■ LISTED RECORDS ■
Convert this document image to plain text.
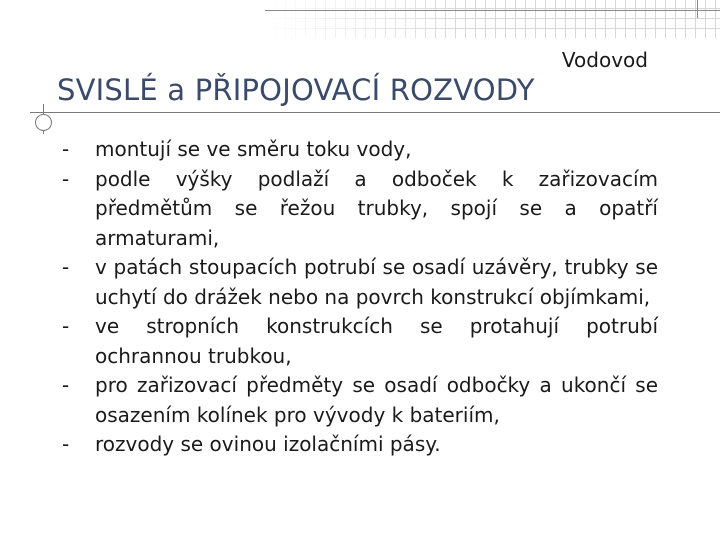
Vodovod
SVISLÉ a PŘIPOJOVACÍ ROZVODY
-	montují se ve směru toku vody,
-	podle výšky podlaží a odboček k zařizovacím předmětům se řežou trubky, spojí se a opatří armaturami,
-	v patách stoupacích potrubí se osadí uzávěry, trubky se uchytí do drážek nebo na povrch konstrukcí objímkami,
-	ve stropních konstrukcích se protahují potrubí ochrannou trubkou,
-	pro zařizovací předměty se osadí odbočky a ukončí se osazením kolínek pro vývody k bateriím,
-	rozvody se ovinou izolačními pásy.
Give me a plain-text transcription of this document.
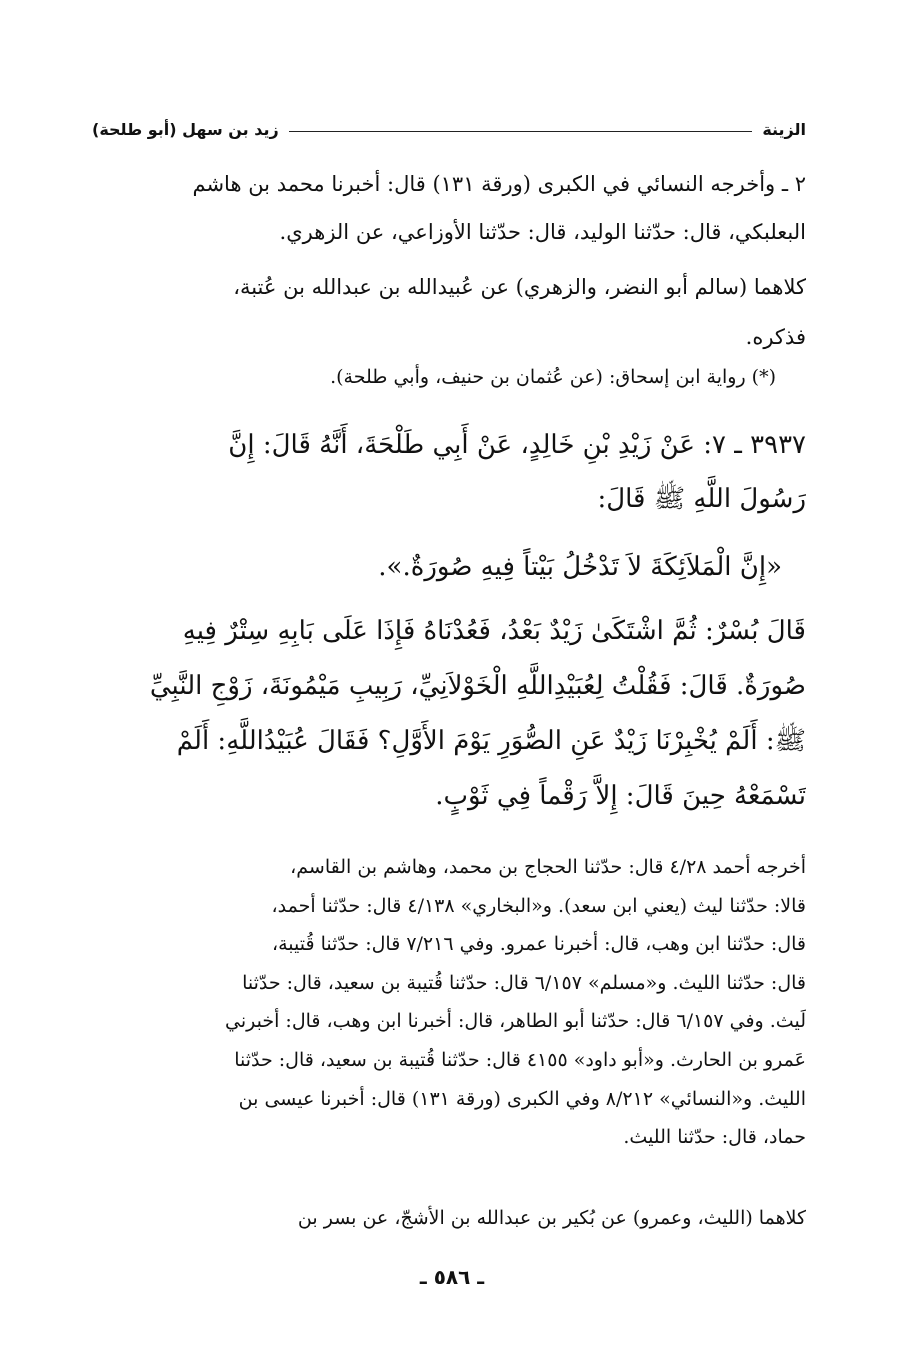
الزينة
زيد بن سهل (أبو طلحة)
٢ ـ وأخرجه النسائي في الكبرى (ورقة ١٣١) قال: أخبرنا محمد بن هاشم
البعلبكي، قال: حدّثنا الوليد، قال: حدّثنا الأوزاعي، عن الزهري.
كلاهما (سالم أبو النضر، والزهري) عن عُبيدالله بن عبدالله بن عُتبة،
فذكره.
(*) رواية ابن إسحاق: (عن عُثمان بن حنيف، وأبي طلحة).
٣٩٣٧ ـ ٧: عَنْ زَيْدِ بْنِ خَالِدٍ، عَنْ أَبِي طَلْحَةَ، أَنَّهُ قَالَ: إِنَّ
رَسُولَ اللَّهِ ﷺ قَالَ:
«إِنَّ الْمَلاَئِكَةَ لاَ تَدْخُلُ بَيْتاً فِيهِ صُورَةٌ.».
قَالَ بُسْرٌ: ثُمَّ اشْتَكَىٰ زَيْدٌ بَعْدُ، فَعُدْنَاهُ فَإِذَا عَلَى بَابِهِ سِتْرٌ فِيهِ
صُورَةٌ. قَالَ: فَقُلْتُ لِعُبَيْدِاللَّهِ الْخَوْلاَنِيِّ، رَبِيبِ مَيْمُونَةَ، زَوْجِ النَّبِيِّ
ﷺ: أَلَمْ يُخْبِرْنَا زَيْدٌ عَنِ الصُّوَرِ يَوْمَ الأَوَّلِ؟ فَقَالَ عُبَيْدُاللَّهِ: أَلَمْ
تَسْمَعْهُ حِينَ قَالَ: إِلاَّ رَقْماً فِي ثَوْبٍ.
أخرجه أحمد ٤/٢٨ قال: حدّثنا الحجاج بن محمد، وهاشم بن القاسم،
قالا: حدّثنا ليث (يعني ابن سعد). و«البخاري» ٤/١٣٨ قال: حدّثنا أحمد،
قال: حدّثنا ابن وهب، قال: أخبرنا عمرو. وفي ٧/٢١٦ قال: حدّثنا قُتيبة،
قال: حدّثنا الليث. و«مسلم» ٦/١٥٧ قال: حدّثنا قُتيبة بن سعيد، قال: حدّثنا
لَيث. وفي ٦/١٥٧ قال: حدّثنا أبو الطاهر، قال: أخبرنا ابن وهب، قال: أخبرني
عَمرو بن الحارث. و«أبو داود» ٤١٥٥ قال: حدّثنا قُتيبة بن سعيد، قال: حدّثنا
الليث. و«النسائي» ٨/٢١٢ وفي الكبرى (ورقة ١٣١) قال: أخبرنا عيسى بن
حماد، قال: حدّثنا الليث.
كلاهما (الليث، وعمرو) عن بُكير بن عبدالله بن الأشجّ، عن بسر بن
ـ ٥٨٦ ـ
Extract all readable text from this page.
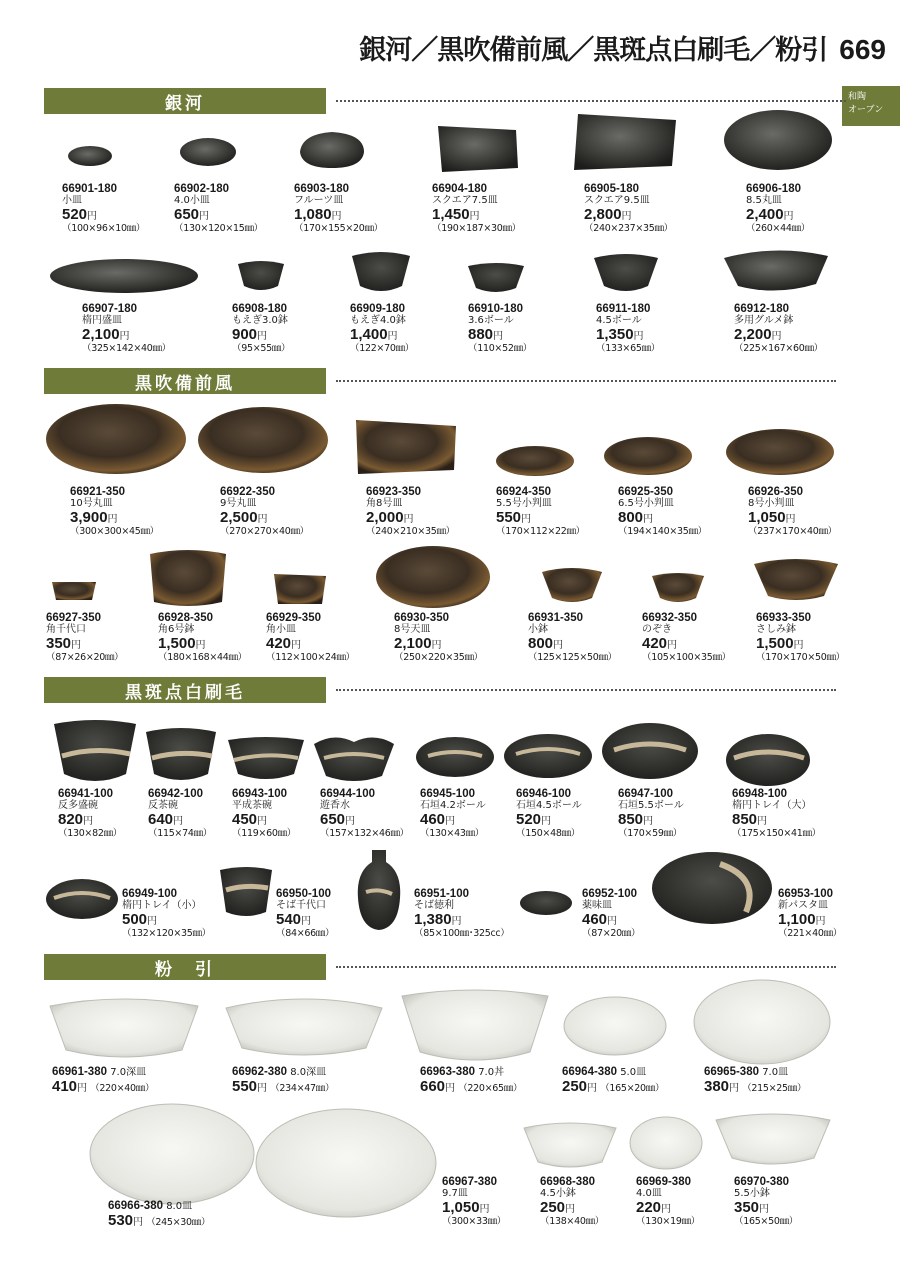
銀河／黒吹備前風／黒斑点白刷毛／粉引 669
和陶
オーブン
銀河
黒吹備前風
黒斑点白刷毛
粉　引
66901-180
小皿
520円
（100×96×10㎜）
66902-180
4.0小皿
650円
（130×120×15㎜）
66903-180
フルーツ皿
1,080円
（170×155×20㎜）
66904-180
スクエア7.5皿
1,450円
（190×187×30㎜）
66905-180
スクエア9.5皿
2,800円
（240×237×35㎜）
66906-180
8.5丸皿
2,400円
（260×44㎜）
66907-180
楕円盛皿
2,100円
（325×142×40㎜）
66908-180
もえぎ3.0鉢
900円
（95×55㎜）
66909-180
もえぎ4.0鉢
1,400円
（122×70㎜）
66910-180
3.6ボール
880円
（110×52㎜）
66911-180
4.5ボール
1,350円
（133×65㎜）
66912-180
多用グルメ鉢
2,200円
（225×167×60㎜）
66921-350
10号丸皿
3,900円
（300×300×45㎜）
66922-350
9号丸皿
2,500円
（270×270×40㎜）
66923-350
角8号皿
2,000円
（240×210×35㎜）
66924-350
5.5号小判皿
550円
（170×112×22㎜）
66925-350
6.5号小判皿
800円
（194×140×35㎜）
66926-350
8号小判皿
1,050円
（237×170×40㎜）
66927-350
角千代口
350円
（87×26×20㎜）
66928-350
角6号鉢
1,500円
（180×168×44㎜）
66929-350
角小皿
420円
（112×100×24㎜）
66930-350
8号天皿
2,100円
（250×220×35㎜）
66931-350
小鉢
800円
（125×125×50㎜）
66932-350
のぞき
420円
（105×100×35㎜）
66933-350
さしみ鉢
1,500円
（170×170×50㎜）
66941-100
反多盛碗
820円
（130×82㎜）
66942-100
反茶碗
640円
（115×74㎜）
66943-100
平成茶碗
450円
（119×60㎜）
66944-100
遊香水
650円
（157×132×46㎜）
66945-100
石垣4.2ボール
460円
（130×43㎜）
66946-100
石垣4.5ボール
520円
（150×48㎜）
66947-100
石垣5.5ボール
850円
（170×59㎜）
66948-100
楕円トレイ（大）
850円
（175×150×41㎜）
66949-100
楕円トレイ（小）
500円
（132×120×35㎜）
66950-100
そば千代口
540円
（84×66㎜）
66951-100
そば徳利
1,380円
（85×100㎜･325cc）
66952-100
薬味皿
460円
（87×20㎜）
66953-100
新パスタ皿
1,100円
（221×40㎜）
66961-380 7.0深皿
410円 （220×40㎜）
66962-380 8.0深皿
550円 （234×47㎜）
66963-380 7.0丼
660円 （220×65㎜）
66964-380 5.0皿
250円 （165×20㎜）
66965-380 7.0皿
380円 （215×25㎜）
66966-380 8.0皿
530円 （245×30㎜）
66967-380
9.7皿
1,050円
（300×33㎜）
66968-380
4.5小鉢
250円
（138×40㎜）
66969-380
4.0皿
220円
（130×19㎜）
66970-380
5.5小鉢
350円
（165×50㎜）
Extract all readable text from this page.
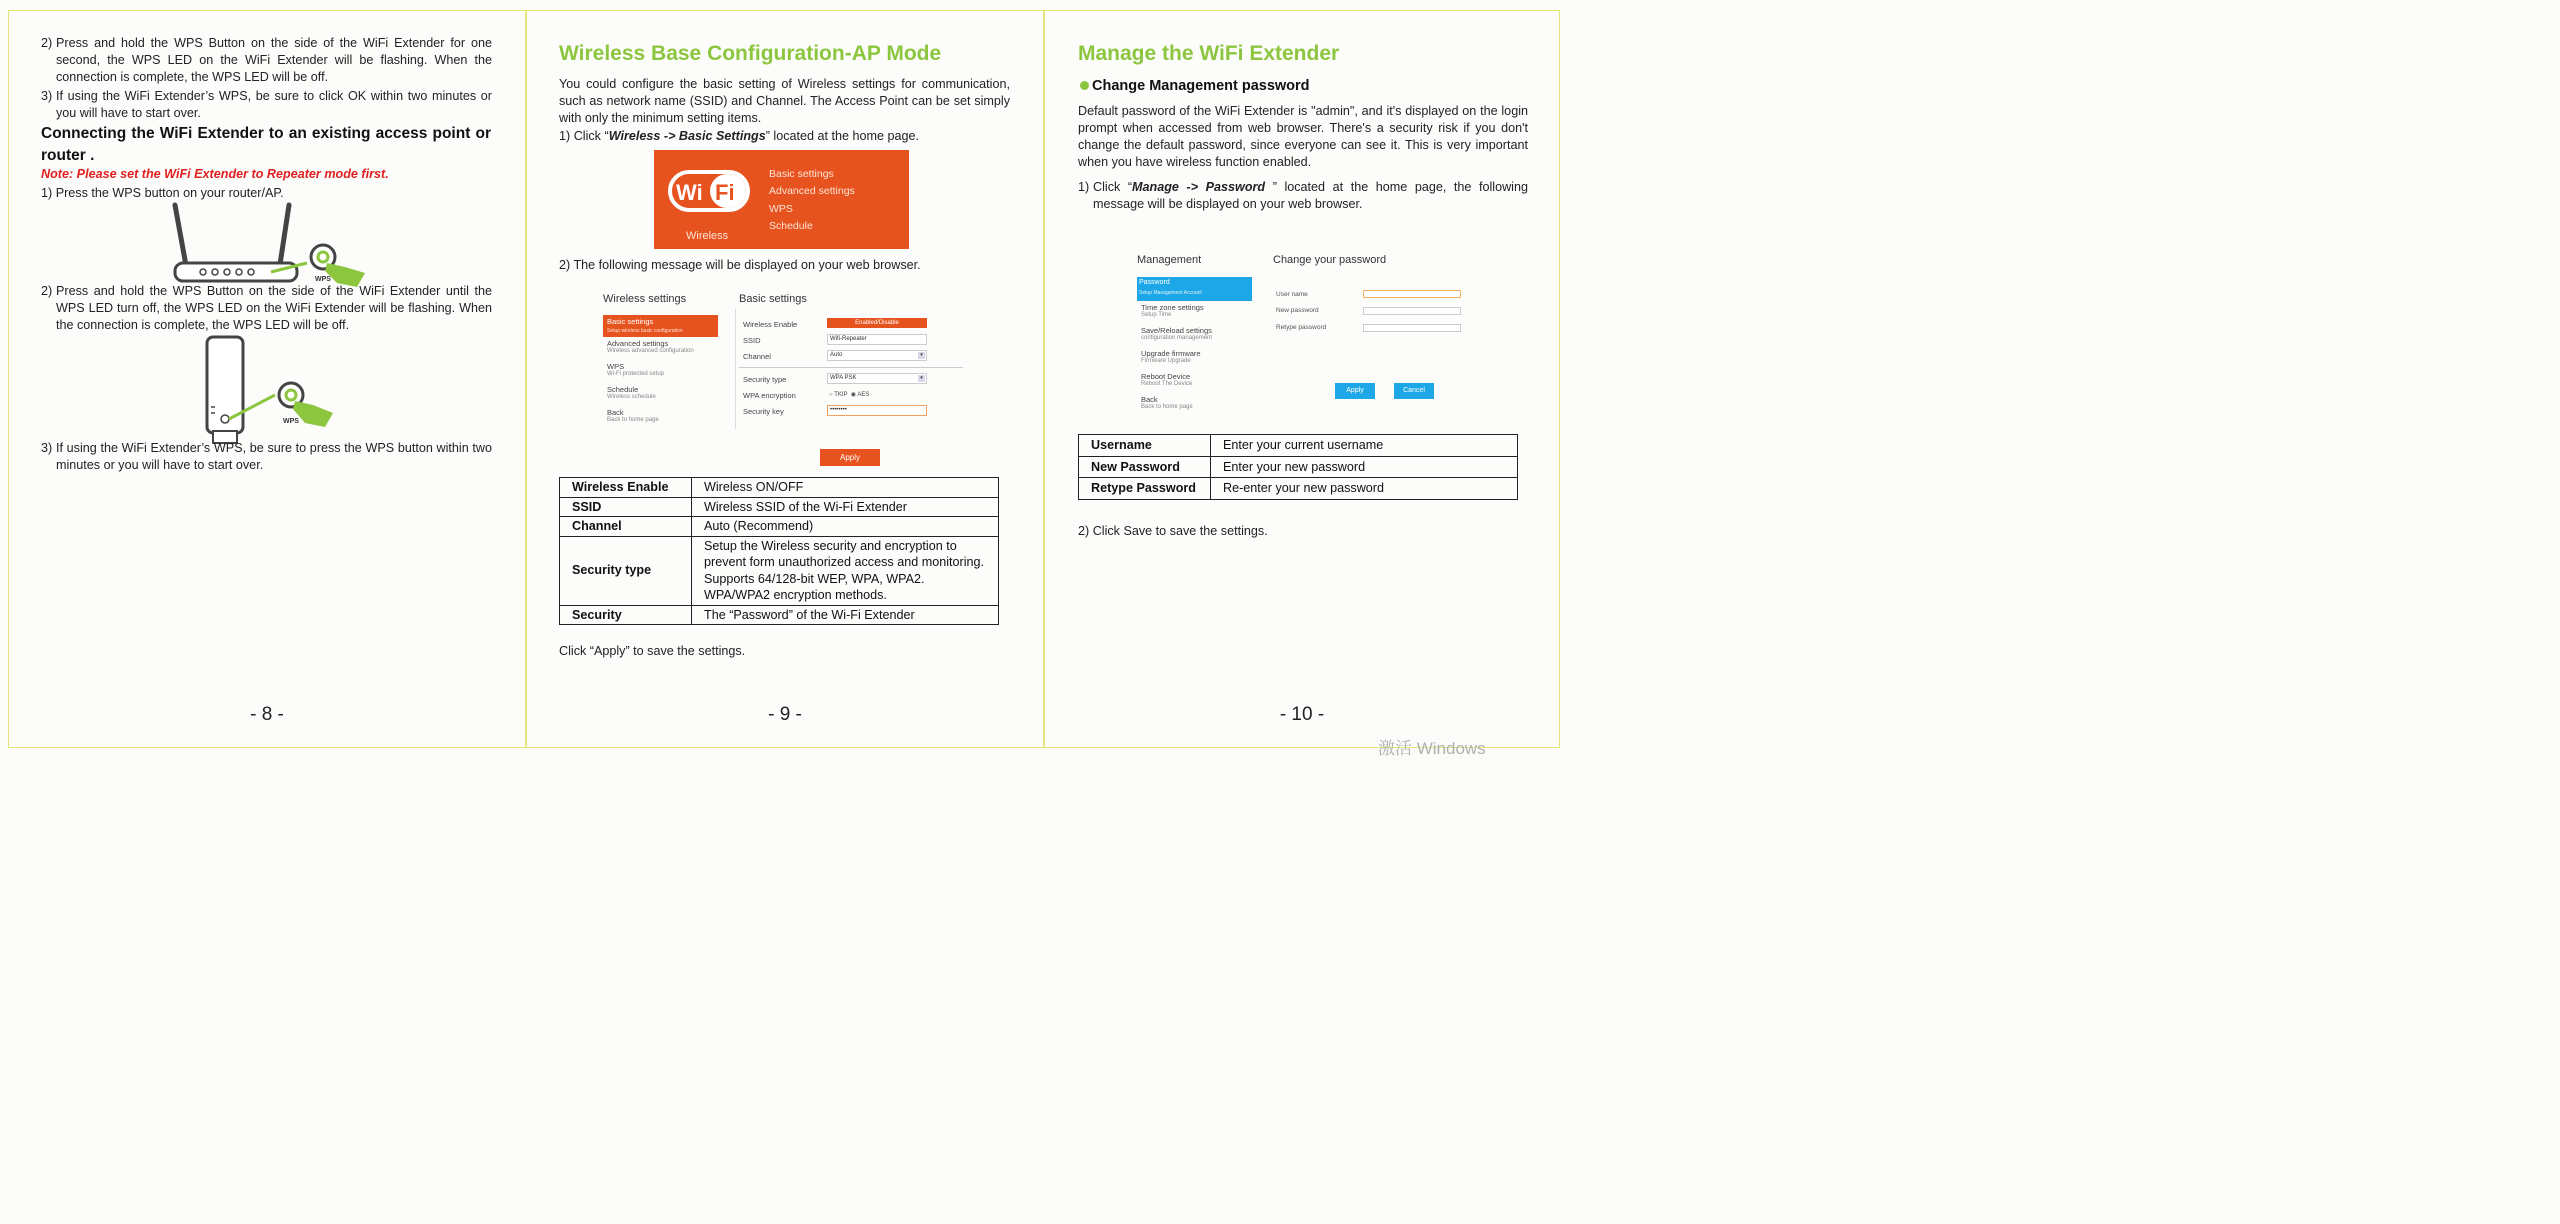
2) Press and hold the WPS Button on the side of the WiFi Extender for one second, the WPS LED on the WiFi Extender will be flashing. When the connection is complete, the WPS LED will be off.
3) If using the WiFi Extender’s WPS, be sure to click OK within two minutes or you will have to start over.
Connecting the WiFi Extender to an existing access point or router .
Note: Please set the WiFi Extender to Repeater mode first.
1) Press the WPS button on your router/AP.
WPS
2) Press and hold the WPS Button on the side of the WiFi Extender until the WPS LED turn off, the WPS LED on the WiFi Extender will be flashing. When the connection is complete, the WPS LED will be off.
WPS
3) If using the WiFi Extender’s WPS, be sure to press the WPS button within two minutes or you will have to start over.
- 8 -
Wireless Base Configuration-AP Mode
You could configure the basic setting of Wireless settings for communication, such as network name (SSID) and Channel. The Access Point can be set simply with only the minimum setting items.
1) Click “Wireless -> Basic Settings” located at the home page.
Wi Fi
Wireless
Basic settings
Advanced settings
WPS
Schedule
2) The following message will be displayed on your web browser.
Wireless settings	Basic settings
Basic settings
Setup wireless basic configuration
Advanced settings
Wireless advanced configuration
WPS
Wi-Fi protected setup
Schedule
Wireless schedule
Back
Back to home page
Wireless Enable	Enabled/Disable
SSID	Wifi-Repeater
Channel	Auto	▾
Security type	WPA PSK	▾
WPA encryption	○ TKIP ◉ AES
Security key	••••••••
Apply
Wireless Enable	Wireless ON/OFF
SSID	Wireless SSID of the Wi-Fi Extender
Channel	Auto (Recommend)
Security type	Setup the Wireless security and encryption to prevent form unauthorized access and monitoring. Supports 64/128-bit WEP, WPA, WPA2. WPA/WPA2 encryption methods.
Security	The “Password” of the Wi-Fi Extender
Click “Apply” to save the settings.
- 9 -
Manage the WiFi Extender
Change Management password
Default password of the WiFi Extender is "admin", and it's displayed on the login prompt when accessed from web browser. There's a security risk if you don't change the default password, since everyone can see it. This is very important when you have wireless function enabled.
1) Click “Manage -> Password ” located at the home page, the following message will be displayed on your web browser.
Management	Change your password
Password
Setup Management Account
Time zone settings
Setup Time
Save/Reload settings
configuration management
Upgrade firmware
Firmware Upgrade
Reboot Device
Reboot The Device
Back
Back to home page
User name
New password
Retype password
Apply	Cancel
Username	Enter your current username
New Password	Enter your new password
Retype Password	Re-enter your new password
2) Click Save to save the settings.
- 10 -
激活 Windows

■ WHAT IS EXPECTED ■
Pull out each line containing the word "plain" and copy it.

■ CORRECT OUTPUT ■
Convert this document image to plain text.
Give me a plain-text transcription of this document.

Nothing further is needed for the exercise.